— BEGIN —

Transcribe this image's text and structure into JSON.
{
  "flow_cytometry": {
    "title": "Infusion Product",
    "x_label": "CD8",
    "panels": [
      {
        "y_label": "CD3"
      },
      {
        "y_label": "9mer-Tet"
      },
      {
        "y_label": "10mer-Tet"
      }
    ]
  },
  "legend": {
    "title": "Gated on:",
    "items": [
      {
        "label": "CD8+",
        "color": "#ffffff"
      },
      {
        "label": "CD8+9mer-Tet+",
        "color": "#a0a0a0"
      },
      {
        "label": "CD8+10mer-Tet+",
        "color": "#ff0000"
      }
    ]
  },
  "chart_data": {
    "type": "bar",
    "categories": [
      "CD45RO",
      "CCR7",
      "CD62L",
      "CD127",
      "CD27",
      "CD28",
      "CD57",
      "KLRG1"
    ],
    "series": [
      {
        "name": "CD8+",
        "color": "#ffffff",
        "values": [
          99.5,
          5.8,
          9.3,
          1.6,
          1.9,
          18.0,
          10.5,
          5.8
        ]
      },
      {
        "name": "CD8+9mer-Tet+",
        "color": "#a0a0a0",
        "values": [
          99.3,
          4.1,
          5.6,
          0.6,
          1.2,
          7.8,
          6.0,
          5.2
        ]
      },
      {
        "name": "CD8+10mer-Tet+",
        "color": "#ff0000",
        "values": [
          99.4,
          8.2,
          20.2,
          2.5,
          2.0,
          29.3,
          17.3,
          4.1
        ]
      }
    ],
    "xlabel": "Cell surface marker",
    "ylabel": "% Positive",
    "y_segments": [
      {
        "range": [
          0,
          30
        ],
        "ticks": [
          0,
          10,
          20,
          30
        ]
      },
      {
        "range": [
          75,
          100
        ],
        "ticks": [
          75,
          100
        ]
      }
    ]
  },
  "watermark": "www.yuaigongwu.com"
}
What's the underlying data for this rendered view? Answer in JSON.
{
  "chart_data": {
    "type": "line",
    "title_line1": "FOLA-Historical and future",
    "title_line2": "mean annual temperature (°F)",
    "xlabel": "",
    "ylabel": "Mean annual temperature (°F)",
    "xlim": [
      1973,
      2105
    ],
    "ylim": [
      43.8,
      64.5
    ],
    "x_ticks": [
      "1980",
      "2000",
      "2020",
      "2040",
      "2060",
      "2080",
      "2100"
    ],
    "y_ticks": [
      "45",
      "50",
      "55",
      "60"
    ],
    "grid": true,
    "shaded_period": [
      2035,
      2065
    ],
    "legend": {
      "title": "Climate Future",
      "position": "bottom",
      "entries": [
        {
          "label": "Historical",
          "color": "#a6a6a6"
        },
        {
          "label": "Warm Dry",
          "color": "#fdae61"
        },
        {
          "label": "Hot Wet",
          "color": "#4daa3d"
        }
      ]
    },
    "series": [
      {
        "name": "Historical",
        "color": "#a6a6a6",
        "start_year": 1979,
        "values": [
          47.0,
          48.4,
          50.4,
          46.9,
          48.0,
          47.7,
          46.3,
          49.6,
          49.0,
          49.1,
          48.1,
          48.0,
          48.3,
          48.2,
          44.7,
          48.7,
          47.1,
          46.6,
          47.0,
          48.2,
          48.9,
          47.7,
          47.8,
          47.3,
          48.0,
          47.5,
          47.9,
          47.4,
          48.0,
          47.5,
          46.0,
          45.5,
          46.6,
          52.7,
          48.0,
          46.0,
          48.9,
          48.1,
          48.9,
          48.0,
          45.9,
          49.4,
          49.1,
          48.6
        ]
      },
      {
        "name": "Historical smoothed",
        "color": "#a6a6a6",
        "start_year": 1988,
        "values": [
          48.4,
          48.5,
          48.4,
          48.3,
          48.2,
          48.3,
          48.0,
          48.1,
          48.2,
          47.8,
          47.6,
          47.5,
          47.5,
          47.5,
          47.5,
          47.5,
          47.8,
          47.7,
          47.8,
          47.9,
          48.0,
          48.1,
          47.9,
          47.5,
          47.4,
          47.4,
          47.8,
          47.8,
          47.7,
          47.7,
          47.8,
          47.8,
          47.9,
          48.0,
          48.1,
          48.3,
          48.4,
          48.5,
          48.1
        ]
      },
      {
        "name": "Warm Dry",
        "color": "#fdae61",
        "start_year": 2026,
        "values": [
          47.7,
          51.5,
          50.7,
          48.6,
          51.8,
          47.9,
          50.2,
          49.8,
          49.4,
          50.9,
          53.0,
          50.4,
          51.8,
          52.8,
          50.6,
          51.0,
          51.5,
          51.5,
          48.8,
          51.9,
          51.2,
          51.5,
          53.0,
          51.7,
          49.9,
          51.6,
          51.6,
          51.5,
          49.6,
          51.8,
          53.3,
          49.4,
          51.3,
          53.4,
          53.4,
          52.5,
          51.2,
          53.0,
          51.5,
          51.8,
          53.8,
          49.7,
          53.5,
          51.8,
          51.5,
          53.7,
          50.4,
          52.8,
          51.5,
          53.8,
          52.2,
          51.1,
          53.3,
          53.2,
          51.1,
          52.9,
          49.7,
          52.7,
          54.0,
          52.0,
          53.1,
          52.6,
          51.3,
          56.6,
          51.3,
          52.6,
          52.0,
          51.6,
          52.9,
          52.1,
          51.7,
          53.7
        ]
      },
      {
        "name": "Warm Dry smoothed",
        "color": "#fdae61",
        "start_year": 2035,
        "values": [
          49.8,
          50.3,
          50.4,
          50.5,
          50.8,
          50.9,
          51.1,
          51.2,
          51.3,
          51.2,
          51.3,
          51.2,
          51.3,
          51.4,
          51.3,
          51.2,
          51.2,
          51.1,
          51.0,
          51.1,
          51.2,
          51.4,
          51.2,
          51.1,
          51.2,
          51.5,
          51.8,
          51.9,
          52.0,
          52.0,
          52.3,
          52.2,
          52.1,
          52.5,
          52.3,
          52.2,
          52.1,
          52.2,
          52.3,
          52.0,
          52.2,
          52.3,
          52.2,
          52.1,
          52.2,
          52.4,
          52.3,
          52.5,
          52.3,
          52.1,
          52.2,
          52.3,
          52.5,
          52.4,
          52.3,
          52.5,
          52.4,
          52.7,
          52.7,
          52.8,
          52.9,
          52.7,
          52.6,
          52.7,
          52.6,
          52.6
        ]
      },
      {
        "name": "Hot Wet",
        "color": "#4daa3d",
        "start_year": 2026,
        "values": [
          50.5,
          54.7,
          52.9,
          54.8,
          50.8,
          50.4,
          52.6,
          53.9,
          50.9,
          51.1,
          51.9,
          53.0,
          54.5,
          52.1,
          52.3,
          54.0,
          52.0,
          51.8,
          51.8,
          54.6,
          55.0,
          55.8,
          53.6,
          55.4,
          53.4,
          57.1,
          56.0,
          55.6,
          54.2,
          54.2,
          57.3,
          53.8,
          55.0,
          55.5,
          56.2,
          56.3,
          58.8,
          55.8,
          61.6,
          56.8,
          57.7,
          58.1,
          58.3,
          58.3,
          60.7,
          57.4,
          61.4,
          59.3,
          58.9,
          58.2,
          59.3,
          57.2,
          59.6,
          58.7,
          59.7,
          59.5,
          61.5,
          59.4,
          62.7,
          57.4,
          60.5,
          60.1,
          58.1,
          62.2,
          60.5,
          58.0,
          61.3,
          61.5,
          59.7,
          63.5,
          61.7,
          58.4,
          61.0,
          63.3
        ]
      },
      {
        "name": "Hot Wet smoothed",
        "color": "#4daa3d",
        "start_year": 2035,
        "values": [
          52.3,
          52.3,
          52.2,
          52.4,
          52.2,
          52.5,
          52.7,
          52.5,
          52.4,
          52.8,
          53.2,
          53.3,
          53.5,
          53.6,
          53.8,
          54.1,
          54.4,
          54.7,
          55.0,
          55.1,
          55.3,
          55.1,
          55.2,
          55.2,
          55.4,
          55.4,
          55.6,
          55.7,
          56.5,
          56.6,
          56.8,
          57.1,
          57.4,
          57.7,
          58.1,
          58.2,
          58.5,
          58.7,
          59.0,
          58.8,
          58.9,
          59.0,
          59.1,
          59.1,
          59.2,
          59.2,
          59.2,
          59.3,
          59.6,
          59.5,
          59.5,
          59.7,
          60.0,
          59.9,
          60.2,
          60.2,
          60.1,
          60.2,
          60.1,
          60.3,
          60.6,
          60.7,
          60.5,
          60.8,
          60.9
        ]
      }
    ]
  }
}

— END —

## Task to complete
Show all lines from the records above where the word "Warm" occurs.

## Written answer
          "label": "Warm Dry",
        "name": "Warm Dry",
        "name": "Warm Dry smoothed",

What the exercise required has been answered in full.